GOAL: Find each line holding the word "comply" and give the number of such lines, nothing else.

GIVEN INFORMATION:
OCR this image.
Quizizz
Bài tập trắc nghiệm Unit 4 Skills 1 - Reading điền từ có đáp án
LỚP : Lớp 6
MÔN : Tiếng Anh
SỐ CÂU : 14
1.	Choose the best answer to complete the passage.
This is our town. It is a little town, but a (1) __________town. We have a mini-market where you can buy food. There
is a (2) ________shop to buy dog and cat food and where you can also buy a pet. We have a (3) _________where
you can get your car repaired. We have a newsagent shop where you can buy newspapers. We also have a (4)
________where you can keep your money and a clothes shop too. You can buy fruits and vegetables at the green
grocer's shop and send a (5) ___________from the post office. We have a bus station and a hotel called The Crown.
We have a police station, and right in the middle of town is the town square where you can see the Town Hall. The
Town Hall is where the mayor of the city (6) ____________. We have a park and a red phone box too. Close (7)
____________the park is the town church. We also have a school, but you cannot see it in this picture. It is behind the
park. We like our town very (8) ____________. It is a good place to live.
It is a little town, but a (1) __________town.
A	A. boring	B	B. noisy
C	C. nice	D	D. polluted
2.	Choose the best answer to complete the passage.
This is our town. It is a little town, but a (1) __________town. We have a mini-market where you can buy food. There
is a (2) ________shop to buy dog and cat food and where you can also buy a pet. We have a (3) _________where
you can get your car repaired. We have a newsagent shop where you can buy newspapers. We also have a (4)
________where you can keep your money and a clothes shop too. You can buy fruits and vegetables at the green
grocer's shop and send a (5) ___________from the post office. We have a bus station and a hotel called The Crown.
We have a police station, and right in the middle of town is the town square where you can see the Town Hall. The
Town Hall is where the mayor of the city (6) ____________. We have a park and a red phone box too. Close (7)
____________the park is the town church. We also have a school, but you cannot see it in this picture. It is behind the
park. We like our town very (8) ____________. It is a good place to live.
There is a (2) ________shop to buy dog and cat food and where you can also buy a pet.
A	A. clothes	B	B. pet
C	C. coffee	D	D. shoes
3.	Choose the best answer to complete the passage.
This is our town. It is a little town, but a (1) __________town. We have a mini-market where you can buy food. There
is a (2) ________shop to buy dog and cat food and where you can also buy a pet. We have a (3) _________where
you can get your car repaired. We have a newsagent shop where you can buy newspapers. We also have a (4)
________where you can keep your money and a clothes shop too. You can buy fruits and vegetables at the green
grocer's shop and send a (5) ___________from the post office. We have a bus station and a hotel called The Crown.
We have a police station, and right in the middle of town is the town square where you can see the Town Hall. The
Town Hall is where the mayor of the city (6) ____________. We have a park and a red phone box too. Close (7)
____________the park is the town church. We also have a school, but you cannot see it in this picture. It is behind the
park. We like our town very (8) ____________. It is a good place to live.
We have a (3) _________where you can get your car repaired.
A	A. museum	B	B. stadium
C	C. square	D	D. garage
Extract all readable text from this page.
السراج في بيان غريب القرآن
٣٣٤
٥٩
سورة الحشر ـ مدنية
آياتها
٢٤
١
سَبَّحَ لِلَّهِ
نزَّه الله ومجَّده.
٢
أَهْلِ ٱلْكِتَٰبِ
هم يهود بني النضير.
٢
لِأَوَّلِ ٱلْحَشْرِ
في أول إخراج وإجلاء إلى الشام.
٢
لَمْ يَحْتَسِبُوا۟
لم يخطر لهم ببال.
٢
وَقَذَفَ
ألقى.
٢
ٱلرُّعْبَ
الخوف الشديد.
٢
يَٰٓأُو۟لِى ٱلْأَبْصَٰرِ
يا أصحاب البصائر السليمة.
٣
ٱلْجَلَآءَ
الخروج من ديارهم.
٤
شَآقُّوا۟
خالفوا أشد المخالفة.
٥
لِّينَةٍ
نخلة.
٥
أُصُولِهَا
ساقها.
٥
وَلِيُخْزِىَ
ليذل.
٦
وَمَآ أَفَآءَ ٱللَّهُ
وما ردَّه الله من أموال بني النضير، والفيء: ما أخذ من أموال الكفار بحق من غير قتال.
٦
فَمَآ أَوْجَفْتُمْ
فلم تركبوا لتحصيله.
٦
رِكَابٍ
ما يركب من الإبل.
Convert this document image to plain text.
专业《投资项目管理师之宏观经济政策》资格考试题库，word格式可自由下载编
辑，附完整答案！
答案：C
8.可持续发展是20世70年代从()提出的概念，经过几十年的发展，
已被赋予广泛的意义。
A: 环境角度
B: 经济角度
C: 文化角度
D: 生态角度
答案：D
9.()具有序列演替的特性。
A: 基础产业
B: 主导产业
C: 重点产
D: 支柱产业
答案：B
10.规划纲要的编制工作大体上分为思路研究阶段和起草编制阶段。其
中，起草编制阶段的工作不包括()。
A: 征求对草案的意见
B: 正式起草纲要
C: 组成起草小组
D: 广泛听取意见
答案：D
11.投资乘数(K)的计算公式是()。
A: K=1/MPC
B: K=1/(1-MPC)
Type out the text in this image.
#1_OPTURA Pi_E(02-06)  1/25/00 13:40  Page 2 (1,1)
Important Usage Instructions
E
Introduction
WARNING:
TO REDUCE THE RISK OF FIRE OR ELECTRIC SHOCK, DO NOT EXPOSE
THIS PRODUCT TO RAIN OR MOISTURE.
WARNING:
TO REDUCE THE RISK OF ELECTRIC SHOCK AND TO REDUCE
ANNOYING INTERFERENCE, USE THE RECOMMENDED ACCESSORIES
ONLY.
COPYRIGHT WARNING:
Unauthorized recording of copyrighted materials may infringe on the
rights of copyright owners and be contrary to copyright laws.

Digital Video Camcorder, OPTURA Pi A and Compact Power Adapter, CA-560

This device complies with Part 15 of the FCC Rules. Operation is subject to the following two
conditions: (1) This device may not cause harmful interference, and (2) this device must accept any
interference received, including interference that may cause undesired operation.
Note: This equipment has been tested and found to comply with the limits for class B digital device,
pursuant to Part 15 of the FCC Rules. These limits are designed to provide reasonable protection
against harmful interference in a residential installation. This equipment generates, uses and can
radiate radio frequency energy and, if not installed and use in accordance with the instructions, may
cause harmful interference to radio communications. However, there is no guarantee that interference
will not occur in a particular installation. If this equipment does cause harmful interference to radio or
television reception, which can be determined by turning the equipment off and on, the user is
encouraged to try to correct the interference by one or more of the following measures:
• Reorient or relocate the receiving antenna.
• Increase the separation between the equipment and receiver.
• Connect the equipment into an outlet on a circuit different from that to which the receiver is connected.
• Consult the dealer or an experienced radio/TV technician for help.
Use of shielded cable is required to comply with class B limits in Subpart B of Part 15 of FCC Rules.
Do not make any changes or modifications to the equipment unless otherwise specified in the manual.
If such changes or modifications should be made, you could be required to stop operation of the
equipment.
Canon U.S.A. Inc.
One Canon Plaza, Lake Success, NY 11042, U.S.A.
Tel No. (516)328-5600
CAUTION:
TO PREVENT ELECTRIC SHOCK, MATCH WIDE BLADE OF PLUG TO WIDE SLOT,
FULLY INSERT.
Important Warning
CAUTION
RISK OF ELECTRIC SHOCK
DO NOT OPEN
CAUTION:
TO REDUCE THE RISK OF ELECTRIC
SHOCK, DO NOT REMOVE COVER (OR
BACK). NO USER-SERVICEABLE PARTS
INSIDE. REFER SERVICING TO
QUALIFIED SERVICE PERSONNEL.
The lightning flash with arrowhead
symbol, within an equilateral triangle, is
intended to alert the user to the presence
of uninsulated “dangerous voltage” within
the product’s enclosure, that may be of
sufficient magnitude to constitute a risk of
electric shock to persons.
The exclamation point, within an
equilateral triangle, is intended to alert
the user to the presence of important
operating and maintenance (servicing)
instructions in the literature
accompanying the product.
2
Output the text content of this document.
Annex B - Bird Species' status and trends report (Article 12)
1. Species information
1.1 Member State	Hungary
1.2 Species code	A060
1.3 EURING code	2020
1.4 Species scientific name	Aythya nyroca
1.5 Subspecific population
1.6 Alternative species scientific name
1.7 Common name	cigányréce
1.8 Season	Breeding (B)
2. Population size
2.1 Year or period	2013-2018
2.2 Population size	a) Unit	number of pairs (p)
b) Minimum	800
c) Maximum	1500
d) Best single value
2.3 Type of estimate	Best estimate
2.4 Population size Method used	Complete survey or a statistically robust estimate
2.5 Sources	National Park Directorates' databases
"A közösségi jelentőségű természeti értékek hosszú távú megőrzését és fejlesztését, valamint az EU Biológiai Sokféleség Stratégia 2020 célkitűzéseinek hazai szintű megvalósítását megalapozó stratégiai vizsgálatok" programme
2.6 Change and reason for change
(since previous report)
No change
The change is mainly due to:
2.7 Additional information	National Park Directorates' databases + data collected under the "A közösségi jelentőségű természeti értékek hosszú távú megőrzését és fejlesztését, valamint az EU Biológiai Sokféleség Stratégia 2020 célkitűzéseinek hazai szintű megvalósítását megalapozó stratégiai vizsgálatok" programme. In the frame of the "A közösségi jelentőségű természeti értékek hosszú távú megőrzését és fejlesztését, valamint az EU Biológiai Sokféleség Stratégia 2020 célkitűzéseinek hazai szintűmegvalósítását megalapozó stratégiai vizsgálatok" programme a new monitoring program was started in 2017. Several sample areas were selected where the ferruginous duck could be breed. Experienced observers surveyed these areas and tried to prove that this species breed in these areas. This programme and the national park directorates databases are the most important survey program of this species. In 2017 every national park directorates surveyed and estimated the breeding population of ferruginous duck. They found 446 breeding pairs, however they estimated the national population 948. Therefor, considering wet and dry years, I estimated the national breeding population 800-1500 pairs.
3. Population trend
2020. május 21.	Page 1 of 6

SOLVED PROBLEM: 2